## Task brief
Please rewrite the data below with "colorbar-tick-label" swapped for "scale-tick-label" wherever it occurs, leaving every other character as it is.

## Boxed element entries
┌──

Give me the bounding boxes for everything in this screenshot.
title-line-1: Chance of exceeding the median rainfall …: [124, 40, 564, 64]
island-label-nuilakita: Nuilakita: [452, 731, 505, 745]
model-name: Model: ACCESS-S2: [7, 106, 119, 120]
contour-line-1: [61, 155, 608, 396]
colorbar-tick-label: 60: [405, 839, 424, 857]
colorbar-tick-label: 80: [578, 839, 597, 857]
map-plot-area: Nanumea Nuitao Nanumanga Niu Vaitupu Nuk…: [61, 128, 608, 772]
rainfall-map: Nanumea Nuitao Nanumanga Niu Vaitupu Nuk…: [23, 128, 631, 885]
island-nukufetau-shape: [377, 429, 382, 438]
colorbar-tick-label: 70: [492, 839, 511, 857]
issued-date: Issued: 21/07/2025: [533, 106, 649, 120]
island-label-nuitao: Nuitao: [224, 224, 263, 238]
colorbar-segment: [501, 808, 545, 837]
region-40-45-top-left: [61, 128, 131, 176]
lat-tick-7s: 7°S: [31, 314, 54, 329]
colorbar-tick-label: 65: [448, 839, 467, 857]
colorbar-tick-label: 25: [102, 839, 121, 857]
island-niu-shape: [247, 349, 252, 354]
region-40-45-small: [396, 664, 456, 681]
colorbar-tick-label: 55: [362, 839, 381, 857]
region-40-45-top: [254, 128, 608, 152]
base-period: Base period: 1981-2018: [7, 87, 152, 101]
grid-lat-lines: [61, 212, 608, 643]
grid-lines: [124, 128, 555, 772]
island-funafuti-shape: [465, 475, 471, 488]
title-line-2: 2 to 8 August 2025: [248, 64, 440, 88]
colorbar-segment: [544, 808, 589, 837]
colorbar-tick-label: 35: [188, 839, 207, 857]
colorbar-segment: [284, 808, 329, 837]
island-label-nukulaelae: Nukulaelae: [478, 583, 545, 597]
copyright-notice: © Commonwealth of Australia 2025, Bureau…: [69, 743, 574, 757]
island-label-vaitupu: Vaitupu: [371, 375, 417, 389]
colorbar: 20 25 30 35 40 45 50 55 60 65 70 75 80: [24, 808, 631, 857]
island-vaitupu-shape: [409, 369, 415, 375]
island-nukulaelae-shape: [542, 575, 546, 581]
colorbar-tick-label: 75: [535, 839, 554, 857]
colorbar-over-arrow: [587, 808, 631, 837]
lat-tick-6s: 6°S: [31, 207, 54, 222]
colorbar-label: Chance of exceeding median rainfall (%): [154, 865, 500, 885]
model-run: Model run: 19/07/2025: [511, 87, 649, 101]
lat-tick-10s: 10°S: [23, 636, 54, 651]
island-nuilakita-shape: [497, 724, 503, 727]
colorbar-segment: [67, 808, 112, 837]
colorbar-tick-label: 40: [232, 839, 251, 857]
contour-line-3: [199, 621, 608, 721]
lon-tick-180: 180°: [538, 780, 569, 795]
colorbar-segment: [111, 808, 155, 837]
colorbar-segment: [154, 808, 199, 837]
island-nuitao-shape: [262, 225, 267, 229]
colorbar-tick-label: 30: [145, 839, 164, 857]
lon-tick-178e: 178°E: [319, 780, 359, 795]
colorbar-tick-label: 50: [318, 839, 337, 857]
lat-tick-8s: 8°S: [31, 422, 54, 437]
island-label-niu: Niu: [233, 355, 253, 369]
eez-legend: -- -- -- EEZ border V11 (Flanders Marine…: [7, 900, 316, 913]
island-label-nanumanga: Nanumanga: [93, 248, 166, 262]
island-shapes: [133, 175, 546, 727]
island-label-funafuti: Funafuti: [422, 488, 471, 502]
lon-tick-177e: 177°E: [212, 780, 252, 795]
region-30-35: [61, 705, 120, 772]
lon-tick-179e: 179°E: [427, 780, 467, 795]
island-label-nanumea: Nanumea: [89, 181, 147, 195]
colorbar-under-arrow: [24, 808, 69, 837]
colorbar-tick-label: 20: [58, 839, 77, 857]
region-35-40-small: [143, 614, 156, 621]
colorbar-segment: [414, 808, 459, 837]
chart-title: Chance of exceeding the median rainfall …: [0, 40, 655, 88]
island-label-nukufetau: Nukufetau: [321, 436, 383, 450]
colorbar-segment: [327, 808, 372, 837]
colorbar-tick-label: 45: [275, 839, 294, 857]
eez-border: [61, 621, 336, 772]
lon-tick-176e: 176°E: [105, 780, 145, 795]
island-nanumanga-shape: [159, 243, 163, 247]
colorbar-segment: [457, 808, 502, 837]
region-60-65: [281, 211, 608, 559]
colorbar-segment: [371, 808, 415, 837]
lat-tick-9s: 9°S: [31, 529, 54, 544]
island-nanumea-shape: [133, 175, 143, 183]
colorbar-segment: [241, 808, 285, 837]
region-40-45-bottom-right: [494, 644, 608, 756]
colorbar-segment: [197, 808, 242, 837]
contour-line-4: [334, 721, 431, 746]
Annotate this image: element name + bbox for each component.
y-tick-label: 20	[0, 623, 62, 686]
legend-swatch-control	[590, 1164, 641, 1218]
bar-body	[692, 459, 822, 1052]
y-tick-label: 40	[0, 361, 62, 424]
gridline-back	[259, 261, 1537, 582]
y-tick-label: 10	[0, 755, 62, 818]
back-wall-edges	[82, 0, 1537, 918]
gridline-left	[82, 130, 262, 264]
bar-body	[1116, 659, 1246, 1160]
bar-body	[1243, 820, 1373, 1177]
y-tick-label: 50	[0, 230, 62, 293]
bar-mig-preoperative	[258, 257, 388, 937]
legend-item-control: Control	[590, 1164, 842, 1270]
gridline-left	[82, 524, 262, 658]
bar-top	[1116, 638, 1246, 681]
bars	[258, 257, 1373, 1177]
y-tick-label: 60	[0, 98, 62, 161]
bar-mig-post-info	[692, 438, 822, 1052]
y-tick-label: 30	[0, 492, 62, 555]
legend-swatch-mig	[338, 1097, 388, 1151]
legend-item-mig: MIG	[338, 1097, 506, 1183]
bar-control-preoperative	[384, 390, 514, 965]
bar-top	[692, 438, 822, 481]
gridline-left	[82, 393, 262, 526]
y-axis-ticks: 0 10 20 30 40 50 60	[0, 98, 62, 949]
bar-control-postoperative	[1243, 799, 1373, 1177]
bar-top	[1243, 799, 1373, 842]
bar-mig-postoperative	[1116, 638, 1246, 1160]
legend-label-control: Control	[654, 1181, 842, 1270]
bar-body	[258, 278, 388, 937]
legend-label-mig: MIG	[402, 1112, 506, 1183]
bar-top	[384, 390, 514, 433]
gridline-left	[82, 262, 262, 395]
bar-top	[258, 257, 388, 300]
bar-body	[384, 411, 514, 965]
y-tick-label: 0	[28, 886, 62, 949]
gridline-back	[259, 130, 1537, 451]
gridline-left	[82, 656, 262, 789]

└──

## Complete answer
Give me the bounding boxes for everything in this screenshot.
title-line-1: Chance of exceeding the median rainfall …: [124, 40, 564, 64]
island-label-nuilakita: Nuilakita: [452, 731, 505, 745]
model-name: Model: ACCESS-S2: [7, 106, 119, 120]
contour-line-1: [61, 155, 608, 396]
scale-tick-label: 60: [405, 839, 424, 857]
scale-tick-label: 80: [578, 839, 597, 857]
map-plot-area: Nanumea Nuitao Nanumanga Niu Vaitupu Nuk…: [61, 128, 608, 772]
rainfall-map: Nanumea Nuitao Nanumanga Niu Vaitupu Nuk…: [23, 128, 631, 885]
island-nukufetau-shape: [377, 429, 382, 438]
scale-tick-label: 70: [492, 839, 511, 857]
issued-date: Issued: 21/07/2025: [533, 106, 649, 120]
island-label-nuitao: Nuitao: [224, 224, 263, 238]
colorbar-segment: [501, 808, 545, 837]
region-40-45-top-left: [61, 128, 131, 176]
lat-tick-7s: 7°S: [31, 314, 54, 329]
scale-tick-label: 65: [448, 839, 467, 857]
scale-tick-label: 25: [102, 839, 121, 857]
island-niu-shape: [247, 349, 252, 354]
region-40-45-small: [396, 664, 456, 681]
scale-tick-label: 55: [362, 839, 381, 857]
region-40-45-top: [254, 128, 608, 152]
base-period: Base period: 1981-2018: [7, 87, 152, 101]
grid-lat-lines: [61, 212, 608, 643]
grid-lines: [124, 128, 555, 772]
island-funafuti-shape: [465, 475, 471, 488]
title-line-2: 2 to 8 August 2025: [248, 64, 440, 88]
colorbar-segment: [544, 808, 589, 837]
scale-tick-label: 35: [188, 839, 207, 857]
colorbar-segment: [284, 808, 329, 837]
island-label-nukulaelae: Nukulaelae: [478, 583, 545, 597]
copyright-notice: © Commonwealth of Australia 2025, Bureau…: [69, 743, 574, 757]
island-label-vaitupu: Vaitupu: [371, 375, 417, 389]
colorbar: 20 25 30 35 40 45 50 55 60 65 70 75 80: [24, 808, 631, 857]
island-vaitupu-shape: [409, 369, 415, 375]
island-nukulaelae-shape: [542, 575, 546, 581]
scale-tick-label: 75: [535, 839, 554, 857]
colorbar-over-arrow: [587, 808, 631, 837]
lat-tick-6s: 6°S: [31, 207, 54, 222]
colorbar-label: Chance of exceeding median rainfall (%): [154, 865, 500, 885]
model-run: Model run: 19/07/2025: [511, 87, 649, 101]
lat-tick-10s: 10°S: [23, 636, 54, 651]
island-nuilakita-shape: [497, 724, 503, 727]
colorbar-segment: [67, 808, 112, 837]
scale-tick-label: 40: [232, 839, 251, 857]
contour-line-3: [199, 621, 608, 721]
lon-tick-180: 180°: [538, 780, 569, 795]
colorbar-segment: [111, 808, 155, 837]
colorbar-segment: [154, 808, 199, 837]
island-nuitao-shape: [262, 225, 267, 229]
scale-tick-label: 30: [145, 839, 164, 857]
lon-tick-178e: 178°E: [319, 780, 359, 795]
scale-tick-label: 50: [318, 839, 337, 857]
lat-tick-8s: 8°S: [31, 422, 54, 437]
island-label-niu: Niu: [233, 355, 253, 369]
eez-legend: -- -- -- EEZ border V11 (Flanders Marine…: [7, 900, 316, 913]
island-label-nanumanga: Nanumanga: [93, 248, 166, 262]
island-shapes: [133, 175, 546, 727]
island-label-funafuti: Funafuti: [422, 488, 471, 502]
lon-tick-177e: 177°E: [212, 780, 252, 795]
region-30-35: [61, 705, 120, 772]
lon-tick-179e: 179°E: [427, 780, 467, 795]
island-label-nanumea: Nanumea: [89, 181, 147, 195]
colorbar-under-arrow: [24, 808, 69, 837]
scale-tick-label: 20: [58, 839, 77, 857]
region-35-40-small: [143, 614, 156, 621]
colorbar-segment: [414, 808, 459, 837]
chart-title: Chance of exceeding the median rainfall …: [0, 40, 655, 88]
island-label-nukufetau: Nukufetau: [321, 436, 383, 450]
colorbar-segment: [327, 808, 372, 837]
scale-tick-label: 45: [275, 839, 294, 857]
eez-border: [61, 621, 336, 772]
lon-tick-176e: 176°E: [105, 780, 145, 795]
island-nanumanga-shape: [159, 243, 163, 247]
colorbar-segment: [457, 808, 502, 837]
region-60-65: [281, 211, 608, 559]
colorbar-segment: [371, 808, 415, 837]
lat-tick-9s: 9°S: [31, 529, 54, 544]
island-nanumea-shape: [133, 175, 143, 183]
colorbar-segment: [241, 808, 285, 837]
region-40-45-bottom-right: [494, 644, 608, 756]
colorbar-segment: [197, 808, 242, 837]
contour-line-4: [334, 721, 431, 746]
Annotate this image: element name + bbox for each component.
y-tick-label: 20	[0, 623, 62, 686]
legend-swatch-control	[590, 1164, 641, 1218]
bar-body	[692, 459, 822, 1052]
y-tick-label: 40	[0, 361, 62, 424]
gridline-back	[259, 261, 1537, 582]
y-tick-label: 10	[0, 755, 62, 818]
back-wall-edges	[82, 0, 1537, 918]
gridline-left	[82, 130, 262, 264]
bar-body	[1116, 659, 1246, 1160]
bar-body	[1243, 820, 1373, 1177]
y-tick-label: 50	[0, 230, 62, 293]
bar-mig-preoperative	[258, 257, 388, 937]
legend-item-control: Control	[590, 1164, 842, 1270]
gridline-left	[82, 524, 262, 658]
bar-top	[1116, 638, 1246, 681]
bars	[258, 257, 1373, 1177]
y-tick-label: 60	[0, 98, 62, 161]
bar-mig-post-info	[692, 438, 822, 1052]
y-tick-label: 30	[0, 492, 62, 555]
legend-swatch-mig	[338, 1097, 388, 1151]
legend-item-mig: MIG	[338, 1097, 506, 1183]
bar-control-preoperative	[384, 390, 514, 965]
bar-top	[692, 438, 822, 481]
gridline-left	[82, 393, 262, 526]
y-axis-ticks: 0 10 20 30 40 50 60	[0, 98, 62, 949]
bar-control-postoperative	[1243, 799, 1373, 1177]
bar-top	[1243, 799, 1373, 842]
bar-mig-postoperative	[1116, 638, 1246, 1160]
legend-label-control: Control	[654, 1181, 842, 1270]
bar-body	[258, 278, 388, 937]
legend-label-mig: MIG	[402, 1112, 506, 1183]
bar-top	[384, 390, 514, 433]
gridline-left	[82, 262, 262, 395]
bar-top	[258, 257, 388, 300]
bar-body	[384, 411, 514, 965]
y-tick-label: 0	[28, 886, 62, 949]
gridline-back	[259, 130, 1537, 451]
gridline-left	[82, 656, 262, 789]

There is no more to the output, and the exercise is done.